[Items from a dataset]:
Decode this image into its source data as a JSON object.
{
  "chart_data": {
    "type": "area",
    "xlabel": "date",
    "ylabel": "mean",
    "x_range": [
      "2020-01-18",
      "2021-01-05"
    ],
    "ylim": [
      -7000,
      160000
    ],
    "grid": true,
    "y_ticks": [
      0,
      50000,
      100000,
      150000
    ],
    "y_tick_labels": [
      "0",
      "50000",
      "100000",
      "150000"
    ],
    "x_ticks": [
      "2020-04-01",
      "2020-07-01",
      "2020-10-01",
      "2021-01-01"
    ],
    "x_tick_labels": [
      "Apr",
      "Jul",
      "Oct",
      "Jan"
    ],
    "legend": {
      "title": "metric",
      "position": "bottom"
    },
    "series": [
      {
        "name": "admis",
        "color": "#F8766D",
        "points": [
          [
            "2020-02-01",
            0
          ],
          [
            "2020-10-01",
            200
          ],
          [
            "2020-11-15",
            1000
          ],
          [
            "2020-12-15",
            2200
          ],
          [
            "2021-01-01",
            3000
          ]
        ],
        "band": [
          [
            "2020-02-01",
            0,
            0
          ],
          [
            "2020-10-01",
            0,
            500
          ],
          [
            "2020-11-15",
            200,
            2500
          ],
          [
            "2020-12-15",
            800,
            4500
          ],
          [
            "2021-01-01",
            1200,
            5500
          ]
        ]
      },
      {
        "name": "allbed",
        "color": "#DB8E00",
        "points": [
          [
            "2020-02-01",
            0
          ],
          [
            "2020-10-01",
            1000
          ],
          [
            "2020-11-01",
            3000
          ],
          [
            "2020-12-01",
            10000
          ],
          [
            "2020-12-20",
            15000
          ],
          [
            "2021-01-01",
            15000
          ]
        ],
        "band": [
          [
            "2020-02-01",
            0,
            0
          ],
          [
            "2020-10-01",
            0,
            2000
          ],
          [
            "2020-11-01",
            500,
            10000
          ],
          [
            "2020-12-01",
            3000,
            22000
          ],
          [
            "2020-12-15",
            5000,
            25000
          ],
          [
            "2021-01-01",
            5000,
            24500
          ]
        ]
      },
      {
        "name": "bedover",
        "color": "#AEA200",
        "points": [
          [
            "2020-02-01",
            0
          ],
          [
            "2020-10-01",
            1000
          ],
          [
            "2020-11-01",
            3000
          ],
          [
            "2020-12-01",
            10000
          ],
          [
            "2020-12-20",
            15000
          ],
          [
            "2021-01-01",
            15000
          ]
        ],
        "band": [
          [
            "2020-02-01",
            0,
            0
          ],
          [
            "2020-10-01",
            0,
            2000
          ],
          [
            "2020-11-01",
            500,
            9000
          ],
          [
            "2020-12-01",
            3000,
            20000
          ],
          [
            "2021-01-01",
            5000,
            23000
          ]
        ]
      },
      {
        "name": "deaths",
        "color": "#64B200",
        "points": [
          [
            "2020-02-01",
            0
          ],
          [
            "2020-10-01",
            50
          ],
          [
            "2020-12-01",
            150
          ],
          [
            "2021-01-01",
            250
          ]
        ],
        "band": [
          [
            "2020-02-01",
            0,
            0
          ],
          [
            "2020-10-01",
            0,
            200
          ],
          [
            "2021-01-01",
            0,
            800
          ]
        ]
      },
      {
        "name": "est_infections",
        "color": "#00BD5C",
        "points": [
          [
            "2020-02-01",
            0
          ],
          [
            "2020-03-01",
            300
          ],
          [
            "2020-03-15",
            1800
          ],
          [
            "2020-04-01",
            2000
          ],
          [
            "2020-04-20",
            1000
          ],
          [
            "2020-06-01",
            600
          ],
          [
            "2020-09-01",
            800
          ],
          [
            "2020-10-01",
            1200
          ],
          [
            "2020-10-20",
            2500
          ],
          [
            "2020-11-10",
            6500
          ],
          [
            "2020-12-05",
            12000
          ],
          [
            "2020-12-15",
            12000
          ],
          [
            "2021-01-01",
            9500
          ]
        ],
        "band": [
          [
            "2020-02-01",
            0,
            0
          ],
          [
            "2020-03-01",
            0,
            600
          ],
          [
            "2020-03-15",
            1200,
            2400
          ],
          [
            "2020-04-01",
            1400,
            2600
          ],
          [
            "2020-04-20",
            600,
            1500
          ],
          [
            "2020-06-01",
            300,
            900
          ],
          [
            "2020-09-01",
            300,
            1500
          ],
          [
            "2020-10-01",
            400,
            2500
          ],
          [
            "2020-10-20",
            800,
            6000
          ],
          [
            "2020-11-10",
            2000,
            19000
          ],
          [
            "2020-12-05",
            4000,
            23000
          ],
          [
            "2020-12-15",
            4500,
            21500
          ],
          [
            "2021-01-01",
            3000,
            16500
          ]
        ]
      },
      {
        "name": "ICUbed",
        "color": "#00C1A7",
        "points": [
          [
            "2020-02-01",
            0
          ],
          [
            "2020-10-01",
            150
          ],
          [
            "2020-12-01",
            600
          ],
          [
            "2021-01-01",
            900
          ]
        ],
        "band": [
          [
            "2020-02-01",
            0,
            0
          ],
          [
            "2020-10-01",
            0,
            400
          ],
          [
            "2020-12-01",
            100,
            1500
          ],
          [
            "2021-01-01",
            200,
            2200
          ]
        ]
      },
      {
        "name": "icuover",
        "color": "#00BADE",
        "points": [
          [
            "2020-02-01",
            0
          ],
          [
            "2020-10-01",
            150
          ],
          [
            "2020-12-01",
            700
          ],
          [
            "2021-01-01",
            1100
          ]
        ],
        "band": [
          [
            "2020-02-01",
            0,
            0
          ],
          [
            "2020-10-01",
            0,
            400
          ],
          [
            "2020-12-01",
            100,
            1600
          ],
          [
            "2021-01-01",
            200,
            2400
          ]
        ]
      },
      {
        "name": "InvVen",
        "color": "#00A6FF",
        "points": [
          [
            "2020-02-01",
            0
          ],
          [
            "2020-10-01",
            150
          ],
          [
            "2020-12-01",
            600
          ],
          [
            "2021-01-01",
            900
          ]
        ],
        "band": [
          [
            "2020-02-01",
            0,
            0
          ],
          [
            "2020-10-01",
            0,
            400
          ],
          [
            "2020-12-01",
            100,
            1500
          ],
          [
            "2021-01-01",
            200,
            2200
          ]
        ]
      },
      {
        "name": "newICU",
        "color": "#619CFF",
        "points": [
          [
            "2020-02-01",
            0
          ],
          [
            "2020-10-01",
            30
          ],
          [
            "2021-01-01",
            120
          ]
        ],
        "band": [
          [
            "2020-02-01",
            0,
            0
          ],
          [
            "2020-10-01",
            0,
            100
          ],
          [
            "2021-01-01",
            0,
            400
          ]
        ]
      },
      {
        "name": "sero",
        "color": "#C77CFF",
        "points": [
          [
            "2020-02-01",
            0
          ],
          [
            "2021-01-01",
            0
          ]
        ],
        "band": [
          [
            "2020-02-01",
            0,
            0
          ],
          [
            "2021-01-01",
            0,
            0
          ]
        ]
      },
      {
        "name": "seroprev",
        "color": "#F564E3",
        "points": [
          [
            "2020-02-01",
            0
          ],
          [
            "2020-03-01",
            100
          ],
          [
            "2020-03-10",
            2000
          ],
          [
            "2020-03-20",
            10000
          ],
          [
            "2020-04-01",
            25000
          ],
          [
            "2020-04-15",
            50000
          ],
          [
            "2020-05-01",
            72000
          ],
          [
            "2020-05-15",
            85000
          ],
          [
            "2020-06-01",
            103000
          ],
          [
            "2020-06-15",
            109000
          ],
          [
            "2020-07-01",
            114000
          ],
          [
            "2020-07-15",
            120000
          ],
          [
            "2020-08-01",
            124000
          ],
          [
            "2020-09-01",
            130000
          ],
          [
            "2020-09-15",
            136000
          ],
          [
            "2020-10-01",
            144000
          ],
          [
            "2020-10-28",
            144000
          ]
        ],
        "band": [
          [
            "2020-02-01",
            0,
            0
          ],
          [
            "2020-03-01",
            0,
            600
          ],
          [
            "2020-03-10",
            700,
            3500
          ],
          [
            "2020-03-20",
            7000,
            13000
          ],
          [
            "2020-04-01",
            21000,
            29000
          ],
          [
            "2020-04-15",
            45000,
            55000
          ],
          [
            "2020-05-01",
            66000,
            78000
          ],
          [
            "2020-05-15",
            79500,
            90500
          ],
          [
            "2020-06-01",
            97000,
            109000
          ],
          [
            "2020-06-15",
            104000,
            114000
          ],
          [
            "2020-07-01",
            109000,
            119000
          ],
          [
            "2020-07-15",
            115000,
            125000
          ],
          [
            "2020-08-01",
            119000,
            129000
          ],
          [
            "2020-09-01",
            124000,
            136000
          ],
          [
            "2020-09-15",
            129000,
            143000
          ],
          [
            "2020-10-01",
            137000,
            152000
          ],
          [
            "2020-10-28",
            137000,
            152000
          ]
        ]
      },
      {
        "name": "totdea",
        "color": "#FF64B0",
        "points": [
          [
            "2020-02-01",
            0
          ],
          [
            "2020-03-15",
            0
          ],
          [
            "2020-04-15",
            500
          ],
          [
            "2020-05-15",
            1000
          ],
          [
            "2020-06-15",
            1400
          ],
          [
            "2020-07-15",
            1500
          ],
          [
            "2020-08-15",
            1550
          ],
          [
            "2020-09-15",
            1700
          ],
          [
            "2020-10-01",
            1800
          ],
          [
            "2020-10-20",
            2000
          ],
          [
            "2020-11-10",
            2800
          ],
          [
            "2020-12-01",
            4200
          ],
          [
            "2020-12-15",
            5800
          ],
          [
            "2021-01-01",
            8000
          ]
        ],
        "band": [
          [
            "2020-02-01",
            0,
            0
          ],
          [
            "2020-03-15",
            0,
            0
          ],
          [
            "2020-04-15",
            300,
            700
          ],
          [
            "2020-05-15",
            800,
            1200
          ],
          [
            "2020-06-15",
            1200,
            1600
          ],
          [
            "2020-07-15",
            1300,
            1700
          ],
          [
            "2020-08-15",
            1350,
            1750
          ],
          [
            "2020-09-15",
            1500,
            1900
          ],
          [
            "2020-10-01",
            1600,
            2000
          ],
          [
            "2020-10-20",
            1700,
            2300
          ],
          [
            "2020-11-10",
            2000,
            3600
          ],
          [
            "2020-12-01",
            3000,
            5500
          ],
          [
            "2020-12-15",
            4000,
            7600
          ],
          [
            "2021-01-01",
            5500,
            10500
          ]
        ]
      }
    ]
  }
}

[GIVEN INSTRUCTION]:
Answer only with how many lines in the records include "name".

[SOLUTION TO THIS EXERCISE]:
12